---- DOCUMENT EXCERPT

The Castle is the core of the Schwerin Residence Ensemble and the focus of all the sightlines. Its history as a seat of sovereignty goes back to the Slavonic period. Niklot, the last free prince of the Obotrites, was conquered by Henry the Lion in 1160; Henry thereupon had a German fortress built on the remains of the Slavonic castle mound and founded the city of Schwerin.

Nearly 200 years later, in 1348, Niklot’s Christianized successors retrieved the fortress. From then until 1918 they ruled from here over the Schwerin area of the province of Mecklenburg, almost without interruption. In 1918 the November Revolution forced Friedrich Franz IV to abdicate. He and his family were compelled to leave the Castle. After the Grand Ducal family departed, the Castle passed into the ownership of the State and served repeatedly as the seat of the provincial parliament (“Landtag”): during the Weimar Republic and from 1948-1952. Since 1990 the parliament of the newly-founded State, or “Land”, of Mecklenburg-Vorpommern has met in this venerable building. During and after the Second World War it also became a military hospital and a refugee shelter. The German Democratic Republic (East Germany) used the Castle as the seat of the regional government of Schwerin, a residential training college for female teachers, a rehearsal and concert venue for the Schwerin Philharmonic, and an outpost of Berlin’s “Hanns Eisler” music school, among other things. It has also served as a museum since the 1920s. Today, the Schlossmuseum, consisting of throne and ceremonial apartments with its historic decorations and furnishings along with the living quarters of the royal family, can be visited.

--------
---- MATERIAL SUPPLIED

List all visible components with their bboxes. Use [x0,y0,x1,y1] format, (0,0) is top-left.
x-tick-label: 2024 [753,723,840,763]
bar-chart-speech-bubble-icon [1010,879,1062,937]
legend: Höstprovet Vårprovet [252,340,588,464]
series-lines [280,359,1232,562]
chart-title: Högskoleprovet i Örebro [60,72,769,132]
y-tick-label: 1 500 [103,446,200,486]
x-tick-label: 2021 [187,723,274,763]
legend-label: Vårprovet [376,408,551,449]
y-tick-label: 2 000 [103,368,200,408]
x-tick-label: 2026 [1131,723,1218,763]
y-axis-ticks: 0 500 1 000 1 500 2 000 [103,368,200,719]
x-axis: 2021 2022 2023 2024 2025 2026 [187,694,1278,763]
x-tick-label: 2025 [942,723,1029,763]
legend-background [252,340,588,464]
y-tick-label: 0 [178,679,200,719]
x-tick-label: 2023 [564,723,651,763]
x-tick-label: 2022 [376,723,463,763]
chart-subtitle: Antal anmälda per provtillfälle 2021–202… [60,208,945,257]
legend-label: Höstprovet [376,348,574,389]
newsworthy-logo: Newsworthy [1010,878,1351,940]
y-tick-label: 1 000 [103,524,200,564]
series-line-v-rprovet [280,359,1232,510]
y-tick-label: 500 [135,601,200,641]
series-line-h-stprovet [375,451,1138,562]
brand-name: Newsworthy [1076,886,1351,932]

--------

* EXERCISE GOAL
Answer from the text on Schwerin Castle, one line for each part:
(a) Who conquered Niklot, and in what year?
(b) In what year did Niklot's successors retrieve the fortress?
(c) Since what year has the parliament of Mecklenburg-Vorpommern met in the Castle?

* REPLY TO THE TASK
(a) Henry the Lion, in 1160.
(b) 1348.
(c) 1990.